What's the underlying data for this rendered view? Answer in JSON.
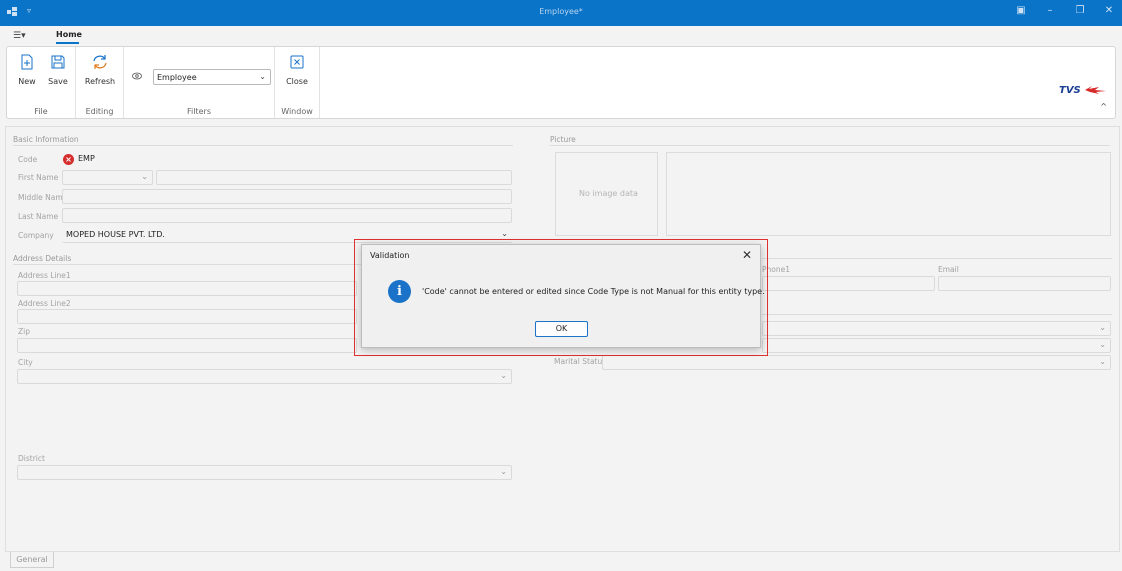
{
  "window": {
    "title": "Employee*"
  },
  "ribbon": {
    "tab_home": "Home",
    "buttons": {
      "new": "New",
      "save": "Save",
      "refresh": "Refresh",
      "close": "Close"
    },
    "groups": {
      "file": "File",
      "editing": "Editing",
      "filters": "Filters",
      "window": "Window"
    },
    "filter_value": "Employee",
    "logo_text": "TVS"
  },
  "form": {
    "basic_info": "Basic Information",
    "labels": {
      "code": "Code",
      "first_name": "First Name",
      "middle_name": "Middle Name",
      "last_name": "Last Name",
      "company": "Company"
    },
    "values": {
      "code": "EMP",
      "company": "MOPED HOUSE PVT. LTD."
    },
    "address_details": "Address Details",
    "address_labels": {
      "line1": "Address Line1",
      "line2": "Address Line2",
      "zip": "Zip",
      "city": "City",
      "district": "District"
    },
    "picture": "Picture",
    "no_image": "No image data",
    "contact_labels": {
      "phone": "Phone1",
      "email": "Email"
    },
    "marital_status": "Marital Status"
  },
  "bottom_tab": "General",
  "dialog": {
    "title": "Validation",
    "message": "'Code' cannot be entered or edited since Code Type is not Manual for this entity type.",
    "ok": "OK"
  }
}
####
§ What you have to do:
Keep the pictures out of the copy and return the rest of the data above exactly.

§ Result for this exercise:
What's the underlying data for this rendered view? Answer in JSON.
{
  "window": {
    "title": "Employee*"
  },
  "ribbon": {
    "tab_home": "Home",
    "buttons": {
      "new": "New",
      "save": "Save",
      "refresh": "Refresh",
      "close": "Close"
    },
    "groups": {
      "file": "File",
      "editing": "Editing",
      "filters": "Filters",
      "window": "Window"
    },
    "filter_value": "Employee",
    "logo_text": "TVS"
  },
  "form": {
    "basic_info": "Basic Information",
    "labels": {
      "code": "Code",
      "first_name": "First Name",
      "middle_name": "Middle Name",
      "last_name": "Last Name",
      "company": "Company"
    },
    "values": {
      "code": "EMP",
      "company": "MOPED HOUSE PVT. LTD."
    },
    "address_details": "Address Details",
    "address_labels": {
      "line1": "Address Line1",
      "line2": "Address Line2",
      "zip": "Zip",
      "city": "City",
      "district": "District"
    },
    "picture": "Picture",
    "no_image": "No image data",
    "contact_labels": {
      "phone": "Phone1",
      "email": "Email"
    },
    "marital_status": "Marital Status"
  },
  "bottom_tab": "General",
  "dialog": {
    "title": "Validation",
    "message": "'Code' cannot be entered or edited since Code Type is not Manual for this entity type.",
    "ok": "OK"
  }
}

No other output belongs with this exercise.